:: Materials provided ::

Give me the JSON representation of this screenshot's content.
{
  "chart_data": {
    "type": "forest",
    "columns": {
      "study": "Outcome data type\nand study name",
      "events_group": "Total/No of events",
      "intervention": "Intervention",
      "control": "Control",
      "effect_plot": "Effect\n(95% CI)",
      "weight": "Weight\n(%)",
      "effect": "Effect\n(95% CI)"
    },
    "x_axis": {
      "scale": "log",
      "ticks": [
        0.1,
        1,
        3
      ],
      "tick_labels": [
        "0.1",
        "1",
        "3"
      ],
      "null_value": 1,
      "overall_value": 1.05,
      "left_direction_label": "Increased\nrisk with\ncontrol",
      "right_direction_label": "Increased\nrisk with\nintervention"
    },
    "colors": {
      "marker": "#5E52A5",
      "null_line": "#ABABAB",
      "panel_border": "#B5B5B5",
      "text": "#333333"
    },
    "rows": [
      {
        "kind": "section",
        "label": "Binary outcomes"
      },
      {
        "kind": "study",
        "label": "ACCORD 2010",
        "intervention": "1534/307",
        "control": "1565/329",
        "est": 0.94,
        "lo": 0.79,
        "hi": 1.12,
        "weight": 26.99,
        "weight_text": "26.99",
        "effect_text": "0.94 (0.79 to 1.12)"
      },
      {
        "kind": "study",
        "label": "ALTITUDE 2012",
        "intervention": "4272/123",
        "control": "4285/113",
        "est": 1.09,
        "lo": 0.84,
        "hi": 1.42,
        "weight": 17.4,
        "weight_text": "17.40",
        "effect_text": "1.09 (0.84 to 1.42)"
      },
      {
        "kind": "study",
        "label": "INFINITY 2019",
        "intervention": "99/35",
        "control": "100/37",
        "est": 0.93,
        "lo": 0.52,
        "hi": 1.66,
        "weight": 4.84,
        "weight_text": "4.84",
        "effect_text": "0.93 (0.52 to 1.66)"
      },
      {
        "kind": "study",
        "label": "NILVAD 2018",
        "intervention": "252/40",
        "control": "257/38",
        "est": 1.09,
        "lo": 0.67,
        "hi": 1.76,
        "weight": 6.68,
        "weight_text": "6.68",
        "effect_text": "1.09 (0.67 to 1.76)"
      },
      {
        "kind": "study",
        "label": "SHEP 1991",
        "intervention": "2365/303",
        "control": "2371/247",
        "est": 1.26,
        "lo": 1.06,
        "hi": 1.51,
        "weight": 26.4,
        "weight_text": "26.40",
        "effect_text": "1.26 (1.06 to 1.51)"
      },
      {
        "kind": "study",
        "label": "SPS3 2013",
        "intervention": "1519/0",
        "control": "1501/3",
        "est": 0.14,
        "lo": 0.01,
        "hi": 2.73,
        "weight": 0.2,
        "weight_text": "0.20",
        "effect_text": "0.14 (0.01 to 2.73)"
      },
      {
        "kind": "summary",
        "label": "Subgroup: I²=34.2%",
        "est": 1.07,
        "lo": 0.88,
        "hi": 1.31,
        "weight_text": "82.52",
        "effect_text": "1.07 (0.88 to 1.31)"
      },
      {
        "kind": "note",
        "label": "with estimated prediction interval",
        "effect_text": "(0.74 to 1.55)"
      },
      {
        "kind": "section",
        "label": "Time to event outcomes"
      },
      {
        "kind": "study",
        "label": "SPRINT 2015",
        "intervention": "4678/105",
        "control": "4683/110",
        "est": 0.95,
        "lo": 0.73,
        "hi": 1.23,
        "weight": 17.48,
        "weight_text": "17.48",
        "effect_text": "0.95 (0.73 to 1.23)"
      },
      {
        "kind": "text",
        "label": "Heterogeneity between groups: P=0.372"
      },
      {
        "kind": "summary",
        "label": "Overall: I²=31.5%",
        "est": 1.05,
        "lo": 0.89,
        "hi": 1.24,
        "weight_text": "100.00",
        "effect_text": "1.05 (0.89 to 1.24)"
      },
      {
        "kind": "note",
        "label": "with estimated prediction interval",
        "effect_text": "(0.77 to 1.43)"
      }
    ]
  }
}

:::

■ Your instructions: Repeat the preceding lines exactly, please, every one of them.

■ Task output:
Give me the JSON representation of this screenshot's content.
{
  "chart_data": {
    "type": "forest",
    "columns": {
      "study": "Outcome data type\nand study name",
      "events_group": "Total/No of events",
      "intervention": "Intervention",
      "control": "Control",
      "effect_plot": "Effect\n(95% CI)",
      "weight": "Weight\n(%)",
      "effect": "Effect\n(95% CI)"
    },
    "x_axis": {
      "scale": "log",
      "ticks": [
        0.1,
        1,
        3
      ],
      "tick_labels": [
        "0.1",
        "1",
        "3"
      ],
      "null_value": 1,
      "overall_value": 1.05,
      "left_direction_label": "Increased\nrisk with\ncontrol",
      "right_direction_label": "Increased\nrisk with\nintervention"
    },
    "colors": {
      "marker": "#5E52A5",
      "null_line": "#ABABAB",
      "panel_border": "#B5B5B5",
      "text": "#333333"
    },
    "rows": [
      {
        "kind": "section",
        "label": "Binary outcomes"
      },
      {
        "kind": "study",
        "label": "ACCORD 2010",
        "intervention": "1534/307",
        "control": "1565/329",
        "est": 0.94,
        "lo": 0.79,
        "hi": 1.12,
        "weight": 26.99,
        "weight_text": "26.99",
        "effect_text": "0.94 (0.79 to 1.12)"
      },
      {
        "kind": "study",
        "label": "ALTITUDE 2012",
        "intervention": "4272/123",
        "control": "4285/113",
        "est": 1.09,
        "lo": 0.84,
        "hi": 1.42,
        "weight": 17.4,
        "weight_text": "17.40",
        "effect_text": "1.09 (0.84 to 1.42)"
      },
      {
        "kind": "study",
        "label": "INFINITY 2019",
        "intervention": "99/35",
        "control": "100/37",
        "est": 0.93,
        "lo": 0.52,
        "hi": 1.66,
        "weight": 4.84,
        "weight_text": "4.84",
        "effect_text": "0.93 (0.52 to 1.66)"
      },
      {
        "kind": "study",
        "label": "NILVAD 2018",
        "intervention": "252/40",
        "control": "257/38",
        "est": 1.09,
        "lo": 0.67,
        "hi": 1.76,
        "weight": 6.68,
        "weight_text": "6.68",
        "effect_text": "1.09 (0.67 to 1.76)"
      },
      {
        "kind": "study",
        "label": "SHEP 1991",
        "intervention": "2365/303",
        "control": "2371/247",
        "est": 1.26,
        "lo": 1.06,
        "hi": 1.51,
        "weight": 26.4,
        "weight_text": "26.40",
        "effect_text": "1.26 (1.06 to 1.51)"
      },
      {
        "kind": "study",
        "label": "SPS3 2013",
        "intervention": "1519/0",
        "control": "1501/3",
        "est": 0.14,
        "lo": 0.01,
        "hi": 2.73,
        "weight": 0.2,
        "weight_text": "0.20",
        "effect_text": "0.14 (0.01 to 2.73)"
      },
      {
        "kind": "summary",
        "label": "Subgroup: I²=34.2%",
        "est": 1.07,
        "lo": 0.88,
        "hi": 1.31,
        "weight_text": "82.52",
        "effect_text": "1.07 (0.88 to 1.31)"
      },
      {
        "kind": "note",
        "label": "with estimated prediction interval",
        "effect_text": "(0.74 to 1.55)"
      },
      {
        "kind": "section",
        "label": "Time to event outcomes"
      },
      {
        "kind": "study",
        "label": "SPRINT 2015",
        "intervention": "4678/105",
        "control": "4683/110",
        "est": 0.95,
        "lo": 0.73,
        "hi": 1.23,
        "weight": 17.48,
        "weight_text": "17.48",
        "effect_text": "0.95 (0.73 to 1.23)"
      },
      {
        "kind": "text",
        "label": "Heterogeneity between groups: P=0.372"
      },
      {
        "kind": "summary",
        "label": "Overall: I²=31.5%",
        "est": 1.05,
        "lo": 0.89,
        "hi": 1.24,
        "weight_text": "100.00",
        "effect_text": "1.05 (0.89 to 1.24)"
      },
      {
        "kind": "note",
        "label": "with estimated prediction interval",
        "effect_text": "(0.77 to 1.43)"
      }
    ]
  }
}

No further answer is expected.